Extracted data entries:
— Start —

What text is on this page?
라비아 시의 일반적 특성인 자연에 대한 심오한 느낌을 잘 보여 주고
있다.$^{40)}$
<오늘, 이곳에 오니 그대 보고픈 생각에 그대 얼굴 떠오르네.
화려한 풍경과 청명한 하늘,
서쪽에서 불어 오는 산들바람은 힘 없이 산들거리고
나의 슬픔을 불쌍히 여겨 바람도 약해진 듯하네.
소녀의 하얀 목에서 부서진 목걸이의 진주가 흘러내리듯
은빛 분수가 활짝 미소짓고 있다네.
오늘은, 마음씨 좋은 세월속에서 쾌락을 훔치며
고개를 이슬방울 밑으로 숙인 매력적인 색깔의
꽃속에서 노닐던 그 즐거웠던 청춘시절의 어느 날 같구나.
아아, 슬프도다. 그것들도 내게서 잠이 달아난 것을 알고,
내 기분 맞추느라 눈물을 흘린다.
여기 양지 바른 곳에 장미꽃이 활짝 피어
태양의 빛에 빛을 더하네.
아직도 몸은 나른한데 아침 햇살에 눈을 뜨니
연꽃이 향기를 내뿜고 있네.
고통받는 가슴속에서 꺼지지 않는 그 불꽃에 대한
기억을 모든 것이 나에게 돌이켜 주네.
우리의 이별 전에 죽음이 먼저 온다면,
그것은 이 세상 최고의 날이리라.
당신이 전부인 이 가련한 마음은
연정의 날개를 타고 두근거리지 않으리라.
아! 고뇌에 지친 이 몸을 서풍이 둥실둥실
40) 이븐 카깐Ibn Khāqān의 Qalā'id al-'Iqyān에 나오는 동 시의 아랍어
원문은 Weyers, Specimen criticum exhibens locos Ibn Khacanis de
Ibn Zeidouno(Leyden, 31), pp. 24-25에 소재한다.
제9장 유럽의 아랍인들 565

— End —

Word for word, write out the data.

Task output:
What text is on this page?
라비아 시의 일반적 특성인 자연에 대한 심오한 느낌을 잘 보여 주고
있다.$^{40)}$
<오늘, 이곳에 오니 그대 보고픈 생각에 그대 얼굴 떠오르네.
화려한 풍경과 청명한 하늘,
서쪽에서 불어 오는 산들바람은 힘 없이 산들거리고
나의 슬픔을 불쌍히 여겨 바람도 약해진 듯하네.
소녀의 하얀 목에서 부서진 목걸이의 진주가 흘러내리듯
은빛 분수가 활짝 미소짓고 있다네.
오늘은, 마음씨 좋은 세월속에서 쾌락을 훔치며
고개를 이슬방울 밑으로 숙인 매력적인 색깔의
꽃속에서 노닐던 그 즐거웠던 청춘시절의 어느 날 같구나.
아아, 슬프도다. 그것들도 내게서 잠이 달아난 것을 알고,
내 기분 맞추느라 눈물을 흘린다.
여기 양지 바른 곳에 장미꽃이 활짝 피어
태양의 빛에 빛을 더하네.
아직도 몸은 나른한데 아침 햇살에 눈을 뜨니
연꽃이 향기를 내뿜고 있네.
고통받는 가슴속에서 꺼지지 않는 그 불꽃에 대한
기억을 모든 것이 나에게 돌이켜 주네.
우리의 이별 전에 죽음이 먼저 온다면,
그것은 이 세상 최고의 날이리라.
당신이 전부인 이 가련한 마음은
연정의 날개를 타고 두근거리지 않으리라.
아! 고뇌에 지친 이 몸을 서풍이 둥실둥실
40) 이븐 카깐Ibn Khāqān의 Qalā'id al-'Iqyān에 나오는 동 시의 아랍어
원문은 Weyers, Specimen criticum exhibens locos Ibn Khacanis de
Ibn Zeidouno(Leyden, 31), pp. 24-25에 소재한다.
제9장 유럽의 아랍인들 565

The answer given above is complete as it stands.